WORK REQUIRED:
Look through the data below. Collect every line where the word "BATERIA" occurs.

═════ AVAILABLE DATA

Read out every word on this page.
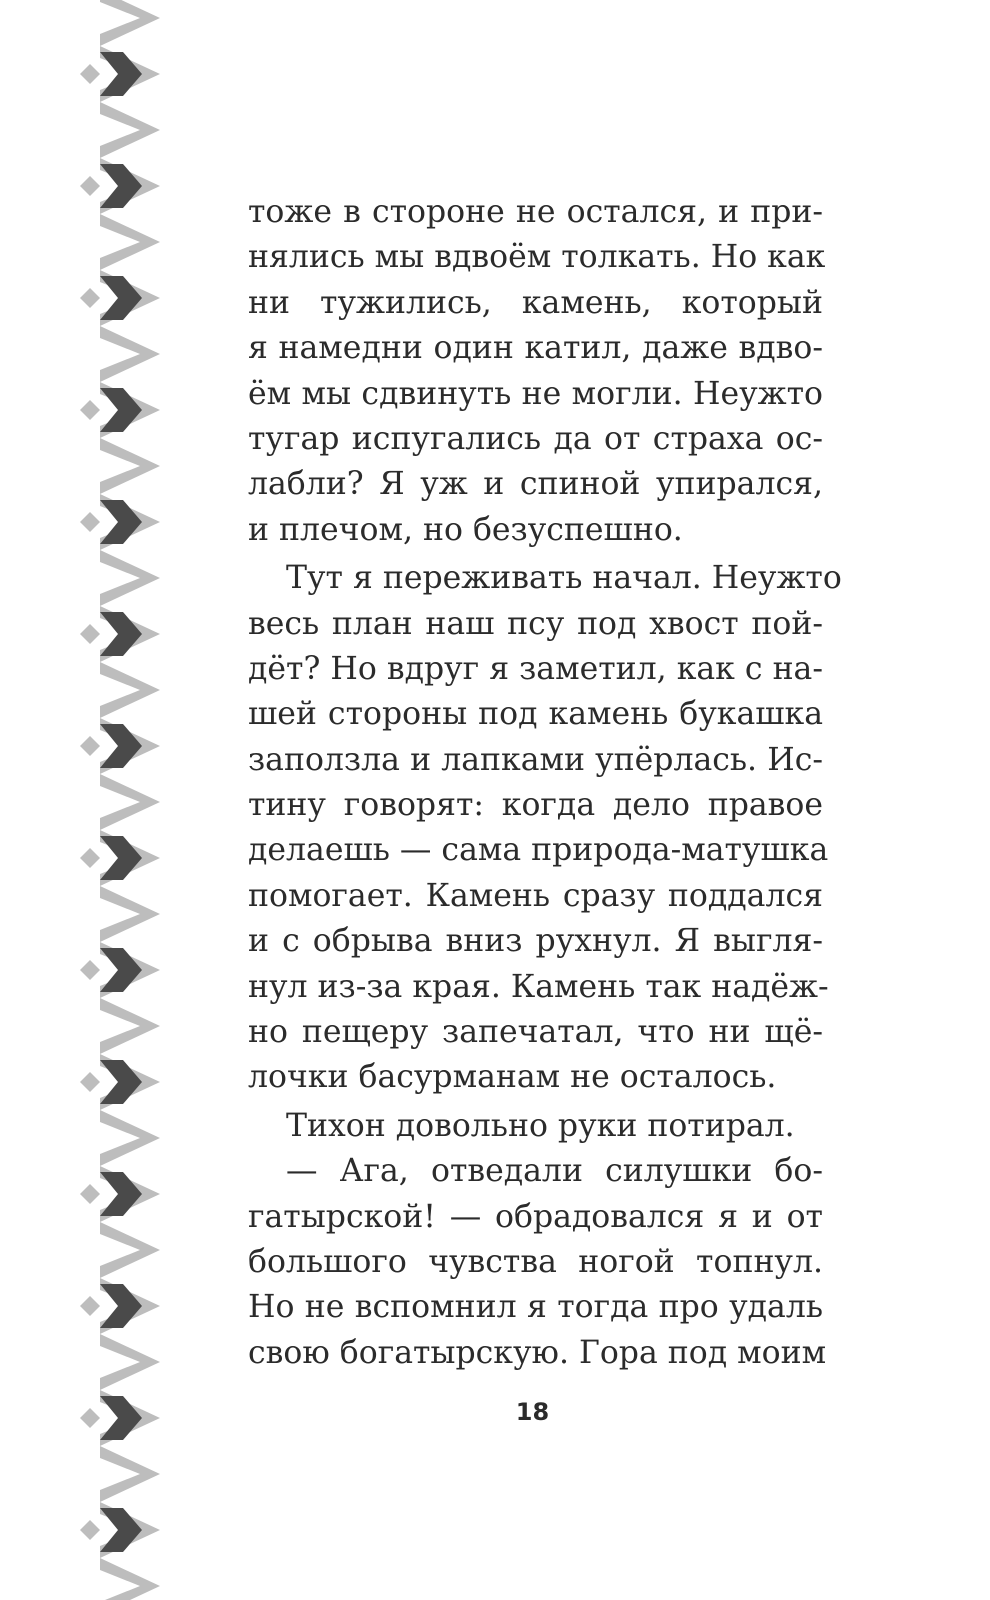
тоже в стороне не остался, и при-
нялись мы вдвоём толкать. Но как
ни тужились, камень, который
я намедни один катил, даже вдво-
ём мы сдвинуть не могли. Неужто
тугар испугались да от страха ос-
лабли? Я уж и спиной упирался,
и плечом, но безуспешно.
Тут я переживать начал. Неужто
весь план наш псу под хвост пой-
дёт? Но вдруг я заметил, как с на-
шей стороны под камень букашка
заползла и лапками упёрлась. Ис-
тину говорят: когда дело правое
делаешь — сама природа-матушка
помогает. Камень сразу поддался
и с обрыва вниз рухнул. Я выгля-
нул из-за края. Камень так надёж-
но пещеру запечатал, что ни щё-
лочки басурманам не осталось.
Тихон довольно руки потирал.
— Ага, отведали силушки бо-
гатырской! — обрадовался я и от
большого чувства ногой топнул.
Но не вспомнил я тогда про удаль
свою богатырскую. Гора под моим
18
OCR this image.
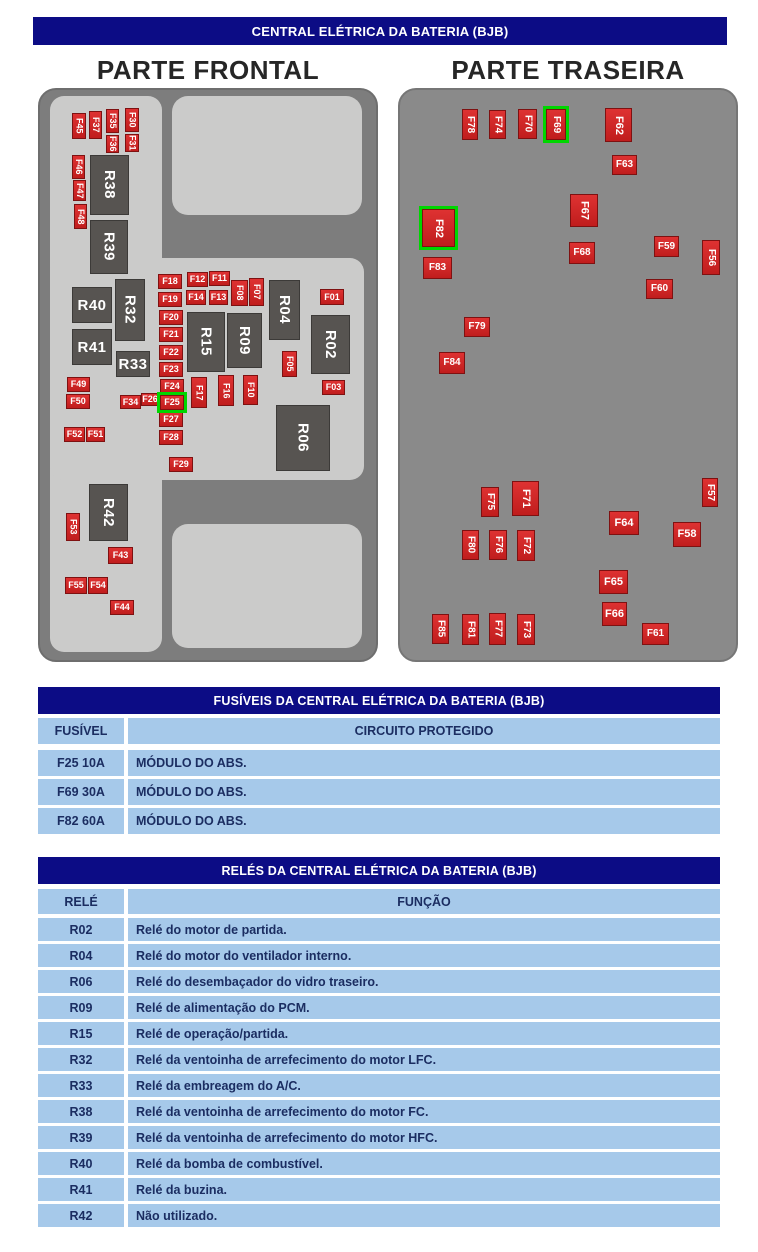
CENTRAL ELÉTRICA DA BATERIA (BJB)
PARTE FRONTAL	PARTE TRASEIRA
R38
R39
R40 R32
R41
R33
R15 R09
R04
R02
R06
R42
F45 F37 F35
F36
F30
F31
F46
F47
F48
F18
F19
F20
F21
F22
F23
F24
F25
F26
F27
F28
F29
F12 F11
F14 F13 F08 F07	F01
F05
F17 F16 F10	F03
F49
F50	F34
F52 F51
F53
F43
F55 F54
F44
F78 F74 F70 F69	F62
F63
F67
F82
F83
F68
F59
F56
F60
F79
F84
F57
F75 F71
F64
F58
F80 F76 F72
F65
F66
F61
F85 F81 F77 F73
FUSÍVEIS DA CENTRAL ELÉTRICA DA BATERIA (BJB)
FUSÍVEL	CIRCUITO PROTEGIDO
F25 10A	MÓDULO DO ABS.
F69 30A	MÓDULO DO ABS.
F82 60A	MÓDULO DO ABS.
RELÉS DA CENTRAL ELÉTRICA DA BATERIA (BJB)
RELÉ	FUNÇÃO
R02	Relé do motor de partida.
R04	Relé do motor do ventilador interno.
R06	Relé do desembaçador do vidro traseiro.
R09	Relé de alimentação do PCM.
R15	Relé de operação/partida.
R32	Relé da ventoinha de arrefecimento do motor LFC.
R33	Relé da embreagem do A/C.
R38	Relé da ventoinha de arrefecimento do motor FC.
R39	Relé da ventoinha de arrefecimento do motor HFC.
R40	Relé da bomba de combustível.
R41	Relé da buzina.
R42	Não utilizado.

══════════

ANSWER:
CENTRAL ELÉTRICA DA BATERIA (BJB)
FUSÍVEIS DA CENTRAL ELÉTRICA DA BATERIA (BJB)
RELÉS DA CENTRAL ELÉTRICA DA BATERIA (BJB)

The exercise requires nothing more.